#### Task details:
Examine the entries and show every line in which the word "document" is found.

#### Given entries:

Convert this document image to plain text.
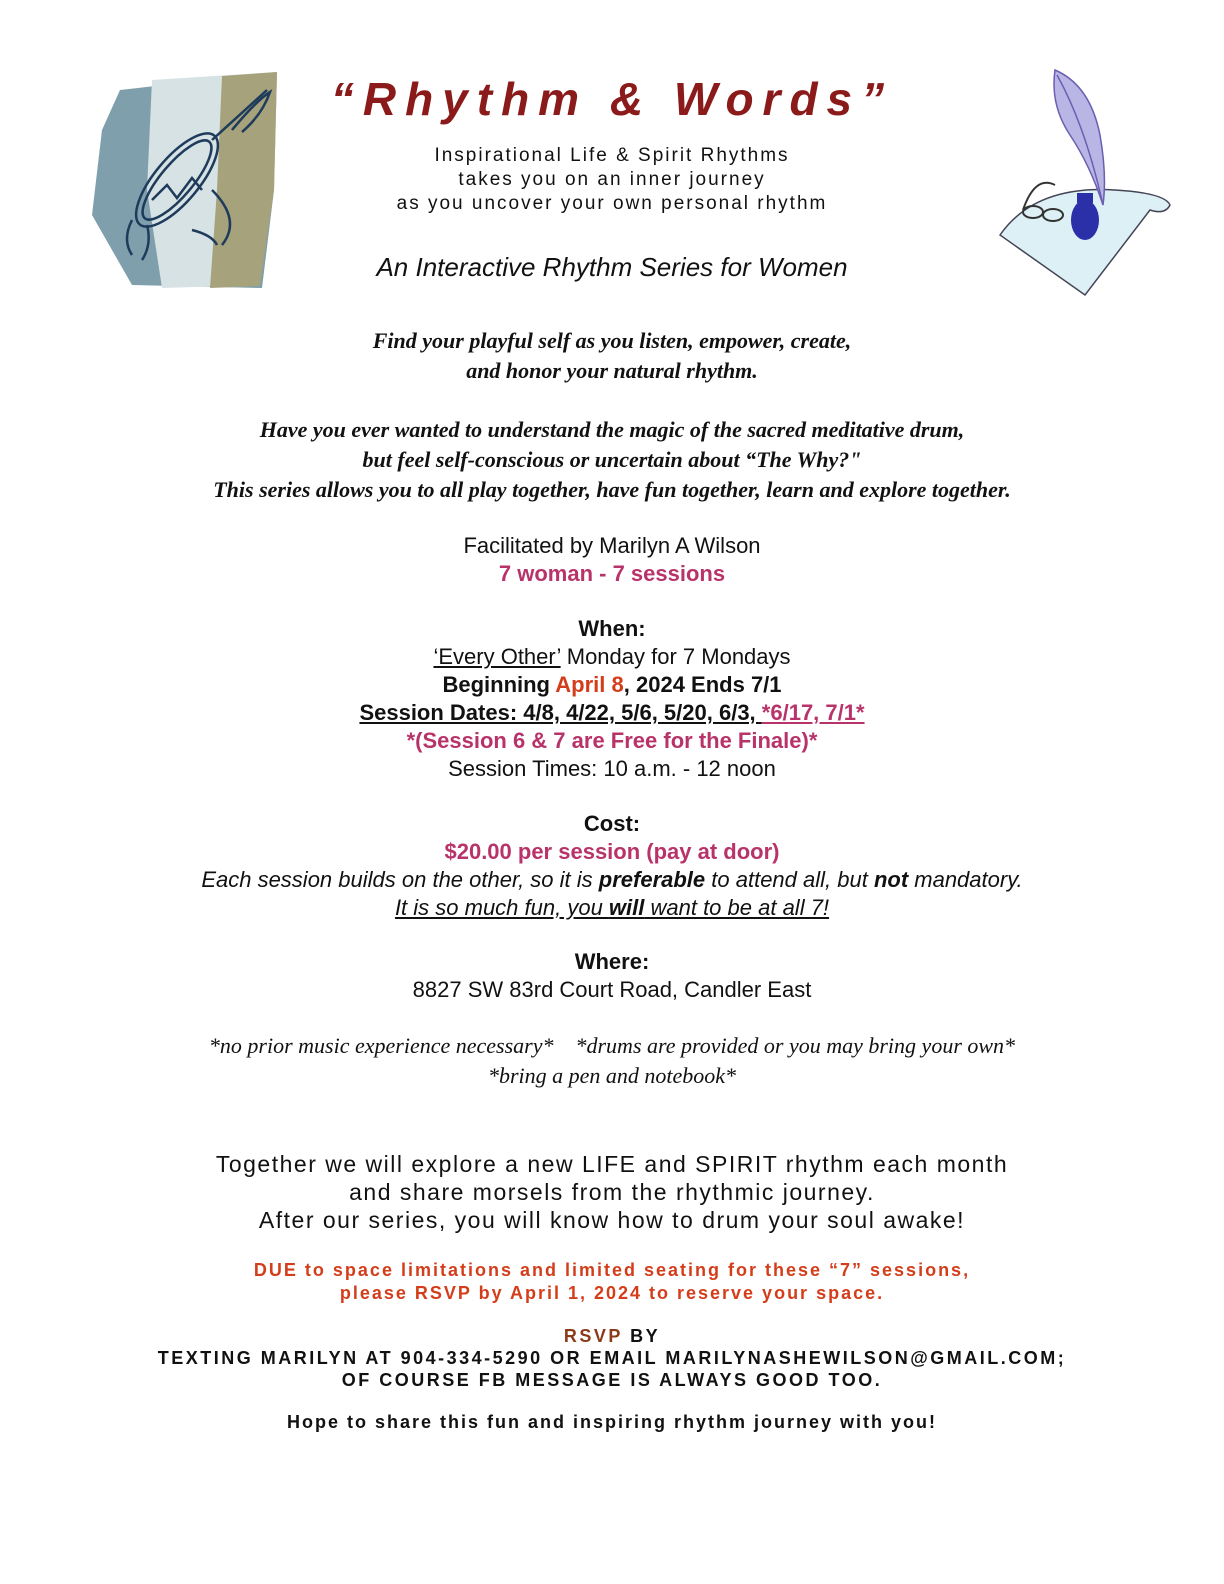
“Rhythm & Words”
Inspirational Life & Spirit Rhythms
takes you on an inner journey
as you uncover your own personal rhythm
An Interactive Rhythm Series for Women
Find your playful self as you listen, empower, create,
and honor your natural rhythm.
Have you ever wanted to understand the magic of the sacred meditative drum,
but feel self-conscious or uncertain about “The Why?"
This series allows you to all play together, have fun together, learn and explore together.
Facilitated by Marilyn A Wilson
7 woman - 7 sessions
When:
‘Every Other’ Monday for 7 Mondays
Beginning April 8, 2024 Ends 7/1
Session Dates: 4/8, 4/22, 5/6, 5/20, 6/3, *6/17, 7/1*
*(Session 6 & 7 are Free for the Finale)*
Session Times: 10 a.m. - 12 noon
Cost:
$20.00 per session (pay at door)
Each session builds on the other, so it is preferable to attend all, but not mandatory.
It is so much fun, you will want to be at all 7!
Where:
8827 SW 83rd Court Road, Candler East
*no prior music experience necessary*    *drums are provided or you may bring your own*
*bring a pen and notebook*
Together we will explore a new LIFE and SPIRIT rhythm each month
and share morsels from the rhythmic journey.
After our series, you will know how to drum your soul awake!
DUE to space limitations and limited seating for these “7” sessions,
please RSVP by April 1, 2024 to reserve your space.
RSVP BY
TEXTING MARILYN AT 904-334-5290 OR EMAIL MARILYNASHEWILSON@GMAIL.COM;
OF COURSE FB MESSAGE IS ALWAYS GOOD TOO.
Hope to share this fun and inspiring rhythm journey with you!
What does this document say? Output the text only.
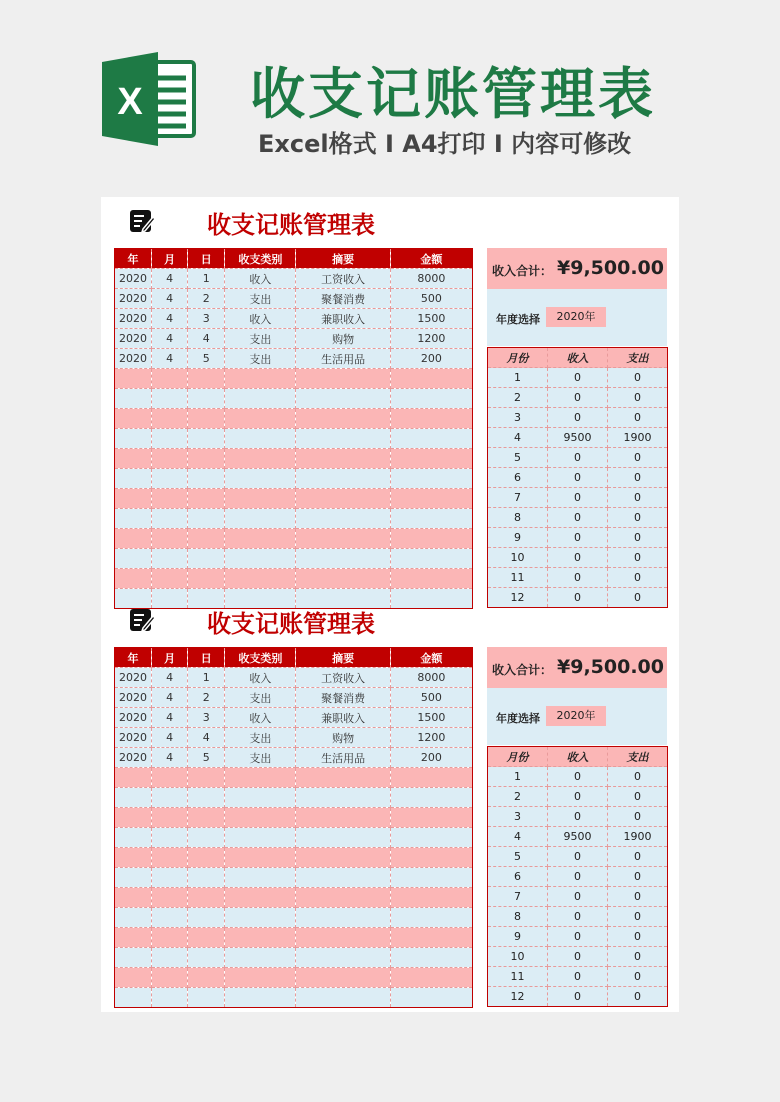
X 收支记账管理表
Excel格式 I A4打印 I 内容可修改
收支记账管理表
年	月	日	收支类别	摘要	金额
2020	4	1	收入	工资收入	8000
2020	4	2	支出	聚餐消费	500
2020	4	3	收入	兼职收入	1500
2020	4	4	支出	购物	1200
2020	4	5	支出	生活用品	200

收入合计： ¥9,500.00
年度选择	2020年
月份	收入	支出
1	0	0
2	0	0
3	0	0
4	9500	1900
5	0	0
6	0	0
7	0	0
8	0	0
9	0	0
10	0	0
11	0	0
12	0	0
收支记账管理表
年	月	日	收支类别	摘要	金额
2020	4	1	收入	工资收入	8000
2020	4	2	支出	聚餐消费	500
2020	4	3	收入	兼职收入	1500
2020	4	4	支出	购物	1200
2020	4	5	支出	生活用品	200

收入合计： ¥9,500.00
年度选择	2020年
月份	收入	支出
1	0	0
2	0	0
3	0	0
4	9500	1900
5	0	0
6	0	0
7	0	0
8	0	0
9	0	0
10	0	0
11	0	0
12	0	0
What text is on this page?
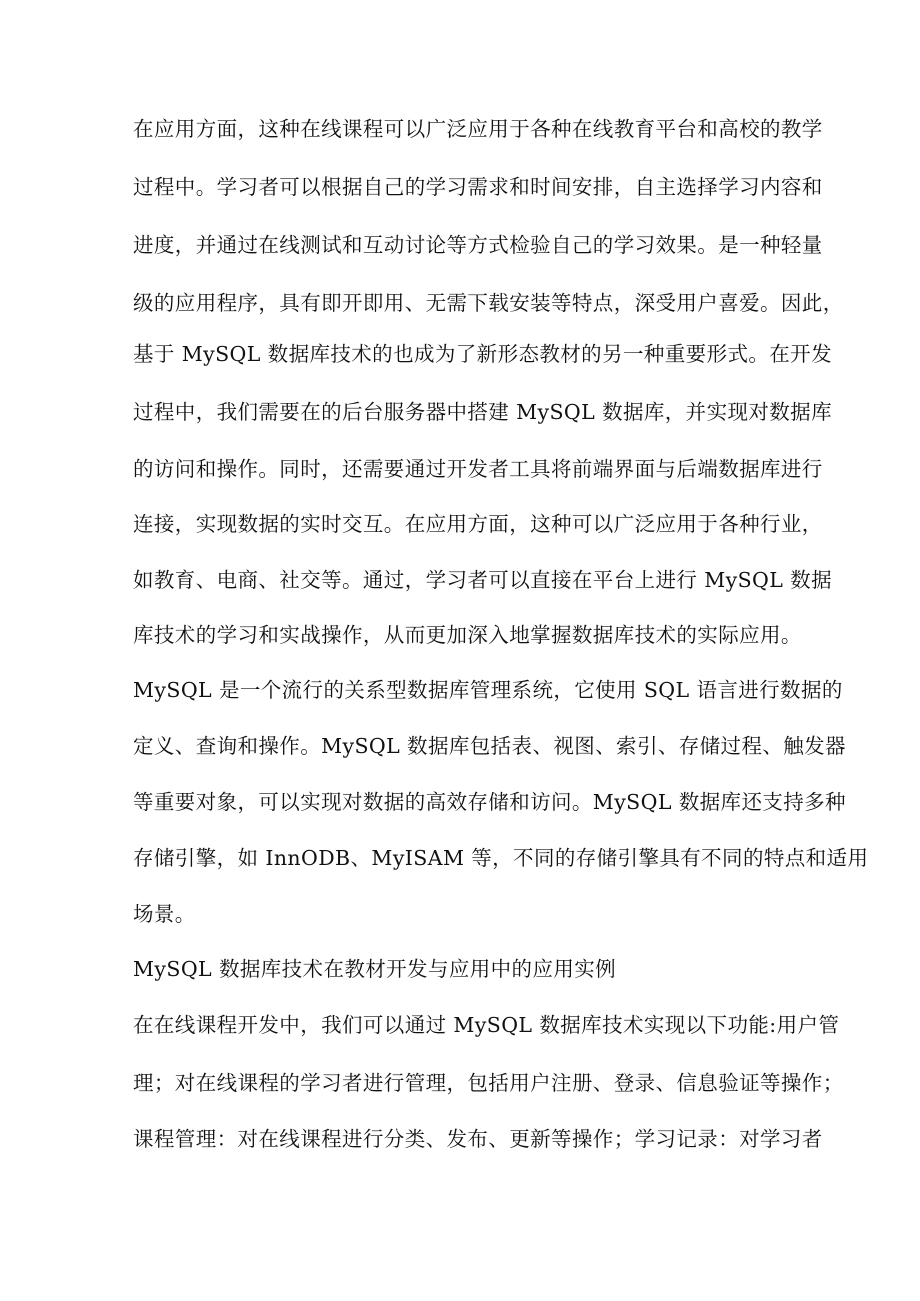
在应用方面，这种在线课程可以广泛应用于各种在线教育平台和高校的教学

过程中。学习者可以根据自己的学习需求和时间安排，自主选择学习内容和

进度，并通过在线测试和互动讨论等方式检验自己的学习效果。是一种轻量

级的应用程序，具有即开即用、无需下载安装等特点，深受用户喜爱。因此，

基于 MySQL 数据库技术的也成为了新形态教材的另一种重要形式。在开发

过程中，我们需要在的后台服务器中搭建 MySQL 数据库，并实现对数据库

的访问和操作。同时，还需要通过开发者工具将前端界面与后端数据库进行

连接，实现数据的实时交互。在应用方面，这种可以广泛应用于各种行业，

如教育、电商、社交等。通过，学习者可以直接在平台上进行 MySQL 数据

库技术的学习和实战操作，从而更加深入地掌握数据库技术的实际应用。

MySQL 是一个流行的关系型数据库管理系统，它使用 SQL 语言进行数据的

定义、查询和操作。MySQL 数据库包括表、视图、索引、存储过程、触发器

等重要对象，可以实现对数据的高效存储和访问。MySQL 数据库还支持多种

存储引擎，如 InnODB、MyISAM 等，不同的存储引擎具有不同的特点和适用

场景。

MySQL 数据库技术在教材开发与应用中的应用实例

在在线课程开发中，我们可以通过 MySQL 数据库技术实现以下功能:用户管

理；对在线课程的学习者进行管理，包括用户注册、登录、信息验证等操作；

课程管理：对在线课程进行分类、发布、更新等操作；学习记录：对学习者
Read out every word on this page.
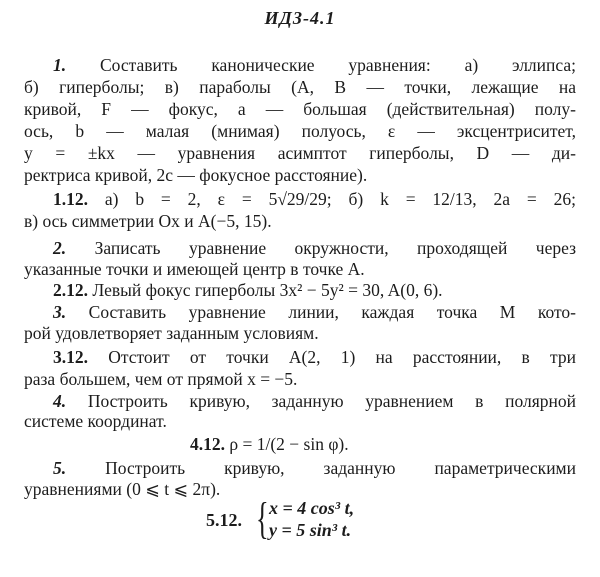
ИДЗ-4.1
1. Составить канонические уравнения: а) эллипса;
б) гиперболы; в) параболы (A, B — точки, лежащие на
кривой, F — фокус, a — большая (действительная) полу-
ось, b — малая (мнимая) полуось, ε — эксцентриситет,
y = ±kx — уравнения асимптот гиперболы, D — ди-
ректриса кривой, 2c — фокусное расстояние).
1.12. а) b = 2, ε = 5√29/29; б) k = 12/13, 2a = 26;
в) ось симметрии Ox и A(−5, 15).
2. Записать уравнение окружности, проходящей через
указанные точки и имеющей центр в точке A.
2.12. Левый фокус гиперболы 3x² − 5y² = 30, A(0, 6).
3. Составить уравнение линии, каждая точка M кото-
рой удовлетворяет заданным условиям.
3.12. Отстоит от точки A(2, 1) на расстоянии, в три
раза большем, чем от прямой x = −5.
4. Построить кривую, заданную уравнением в полярной
системе координат.
4.12. ρ = 1/(2 − sin φ).
5. Построить кривую, заданную параметрическими
уравнениями (0 ⩽ t ⩽ 2π).
5.12. { x = 4 cos³ t,
y = 5 sin³ t.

#### Answer to this task:
Convert this document image to plain text.
What does this document say? Output the text only.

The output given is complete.